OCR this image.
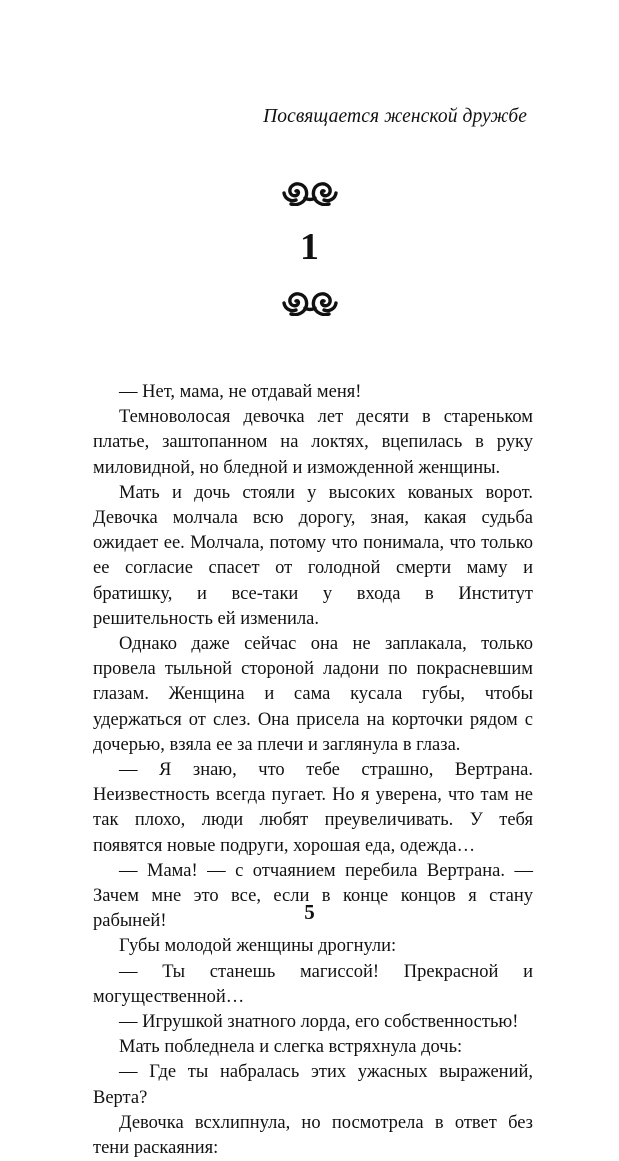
Посвящается женской дружбе
1

— Нет, мама, не отдавай меня!

Темноволосая девочка лет десяти в стареньком платье, заштопанном на локтях, вцепилась в руку миловидной, но бледной и изможденной женщины.

Мать и дочь стояли у высоких кованых ворот. Девочка молчала всю дорогу, зная, какая судьба ожидает ее. Молчала, потому что понимала, что только ее согласие спасет от голодной смерти маму и братишку, и все-таки у входа в Институт решительность ей изменила.

Однако даже сейчас она не заплакала, только провела тыльной стороной ладони по покрасневшим глазам. Женщина и сама кусала губы, чтобы удержаться от слез. Она присела на корточки рядом с дочерью, взяла ее за плечи и заглянула в глаза.

— Я знаю, что тебе страшно, Вертрана. Неизвестность всегда пугает. Но я уверена, что там не так плохо, люди любят преувеличивать. У тебя появятся новые подруги, хорошая еда, одежда…

— Мама! — с отчаянием перебила Вертрана. — Зачем мне это все, если в конце концов я стану рабыней!

Губы молодой женщины дрогнули:

— Ты станешь магиссой! Прекрасной и могущественной…

— Игрушкой знатного лорда, его собственностью!

Мать побледнела и слегка встряхнула дочь:

— Где ты набралась этих ужасных выражений, Верта?

Девочка всхлипнула, но посмотрела в ответ без тени раскаяния:

5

# Instructions to follow
In the records above, how many lines contain the string "Вертрана"? State that number only.

# Result of this task
2